The task –
Output the rows below word for word, beginning at the line that contains "Patent image size: (510, 578)." and stopping after the line that contains "The depth D is at (237, 425).".

[Start of Listing]

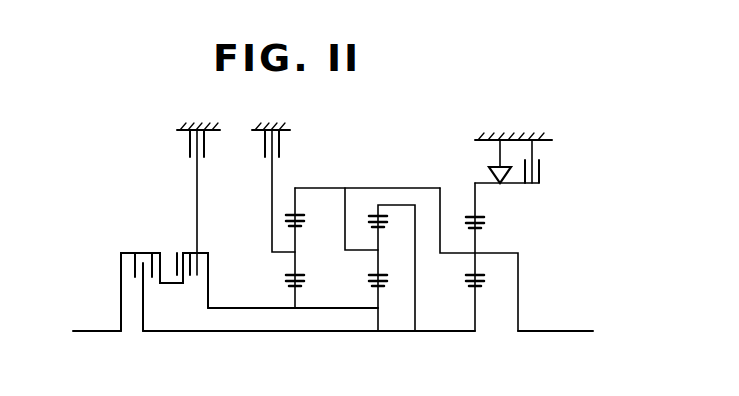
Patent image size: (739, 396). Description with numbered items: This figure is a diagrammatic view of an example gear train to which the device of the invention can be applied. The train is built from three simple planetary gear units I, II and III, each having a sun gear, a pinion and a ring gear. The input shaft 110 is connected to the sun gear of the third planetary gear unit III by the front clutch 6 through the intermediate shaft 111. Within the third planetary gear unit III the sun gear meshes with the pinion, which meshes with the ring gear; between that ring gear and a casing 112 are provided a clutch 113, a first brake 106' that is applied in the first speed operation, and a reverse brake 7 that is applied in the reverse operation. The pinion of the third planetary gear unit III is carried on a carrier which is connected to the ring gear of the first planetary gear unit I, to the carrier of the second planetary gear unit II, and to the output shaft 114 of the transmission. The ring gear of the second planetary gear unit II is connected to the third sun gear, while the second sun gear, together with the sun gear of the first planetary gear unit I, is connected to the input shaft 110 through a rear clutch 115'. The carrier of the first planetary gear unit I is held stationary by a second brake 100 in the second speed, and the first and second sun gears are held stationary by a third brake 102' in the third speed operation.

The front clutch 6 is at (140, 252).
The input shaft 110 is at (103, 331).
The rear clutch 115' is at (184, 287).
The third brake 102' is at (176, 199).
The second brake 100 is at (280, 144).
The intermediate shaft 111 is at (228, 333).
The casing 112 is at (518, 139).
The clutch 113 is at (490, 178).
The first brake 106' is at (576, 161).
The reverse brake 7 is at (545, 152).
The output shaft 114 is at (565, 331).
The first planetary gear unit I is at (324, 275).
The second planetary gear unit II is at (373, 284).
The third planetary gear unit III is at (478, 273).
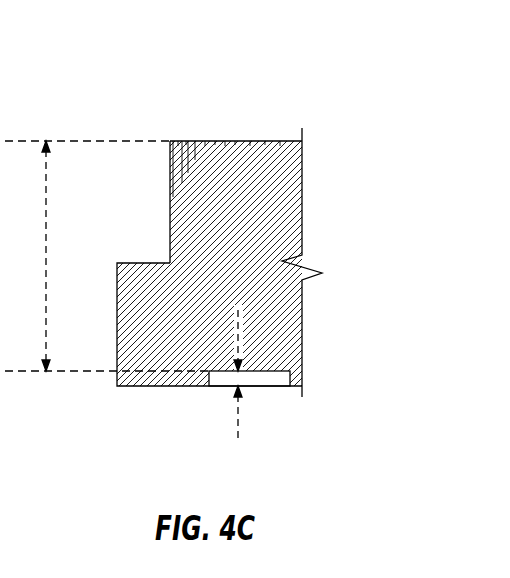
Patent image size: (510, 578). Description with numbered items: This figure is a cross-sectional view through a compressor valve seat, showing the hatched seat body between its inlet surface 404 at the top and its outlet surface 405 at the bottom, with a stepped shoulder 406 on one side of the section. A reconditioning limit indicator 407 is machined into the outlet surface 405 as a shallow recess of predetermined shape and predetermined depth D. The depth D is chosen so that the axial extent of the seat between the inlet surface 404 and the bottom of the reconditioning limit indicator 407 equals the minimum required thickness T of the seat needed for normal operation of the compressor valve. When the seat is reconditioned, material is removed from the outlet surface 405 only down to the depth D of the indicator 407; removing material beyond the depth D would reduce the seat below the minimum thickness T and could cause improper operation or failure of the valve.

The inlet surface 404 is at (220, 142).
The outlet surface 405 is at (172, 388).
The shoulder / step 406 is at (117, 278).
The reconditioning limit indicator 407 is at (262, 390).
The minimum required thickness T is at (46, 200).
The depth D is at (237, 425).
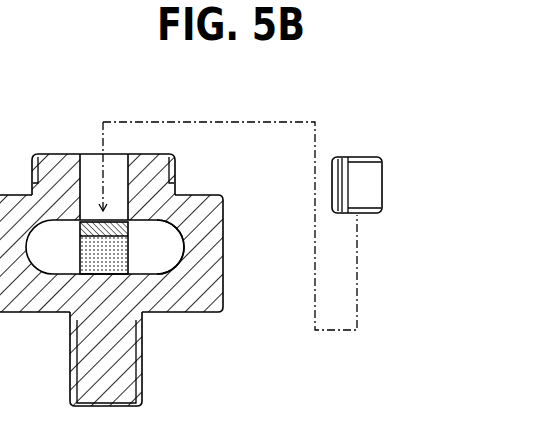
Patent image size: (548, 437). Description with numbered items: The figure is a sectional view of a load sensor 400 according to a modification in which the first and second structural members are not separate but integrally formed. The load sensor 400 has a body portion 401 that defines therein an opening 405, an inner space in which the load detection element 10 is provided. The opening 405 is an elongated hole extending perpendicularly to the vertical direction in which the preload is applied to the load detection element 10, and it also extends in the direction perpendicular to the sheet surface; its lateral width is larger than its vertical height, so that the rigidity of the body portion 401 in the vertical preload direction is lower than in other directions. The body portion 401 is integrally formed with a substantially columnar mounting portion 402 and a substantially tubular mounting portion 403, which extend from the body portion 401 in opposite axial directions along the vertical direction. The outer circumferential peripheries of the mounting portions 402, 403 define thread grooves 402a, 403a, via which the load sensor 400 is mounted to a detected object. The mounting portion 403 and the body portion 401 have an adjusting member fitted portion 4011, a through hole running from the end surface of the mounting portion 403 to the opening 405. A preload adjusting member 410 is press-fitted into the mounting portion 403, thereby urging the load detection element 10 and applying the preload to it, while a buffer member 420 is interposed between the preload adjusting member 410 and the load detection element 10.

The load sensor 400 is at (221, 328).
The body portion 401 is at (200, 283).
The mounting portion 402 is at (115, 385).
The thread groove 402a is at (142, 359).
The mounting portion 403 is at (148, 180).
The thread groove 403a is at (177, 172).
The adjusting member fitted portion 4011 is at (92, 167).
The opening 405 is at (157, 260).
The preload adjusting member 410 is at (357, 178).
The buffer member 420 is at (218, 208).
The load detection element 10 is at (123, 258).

[End of Listing]

Task output –
Patent image size: (510, 578). Description with numbered items: This figure is a cross-sectional view through a compressor valve seat, showing the hatched seat body between its inlet surface 404 at the top and its outlet surface 405 at the bottom, with a stepped shoulder 406 on one side of the section. A reconditioning limit indicator 407 is machined into the outlet surface 405 as a shallow recess of predetermined shape and predetermined depth D. The depth D is chosen so that the axial extent of the seat between the inlet surface 404 and the bottom of the reconditioning limit indicator 407 equals the minimum required thickness T of the seat needed for normal operation of the compressor valve. When the seat is reconditioned, material is removed from the outlet surface 405 only down to the depth D of the indicator 407; removing material beyond the depth D would reduce the seat below the minimum thickness T and could cause improper operation or failure of the valve.

The inlet surface 404 is at (220, 142).
The outlet surface 405 is at (172, 388).
The shoulder / step 406 is at (117, 278).
The reconditioning limit indicator 407 is at (262, 390).
The minimum required thickness T is at (46, 200).
The depth D is at (237, 425).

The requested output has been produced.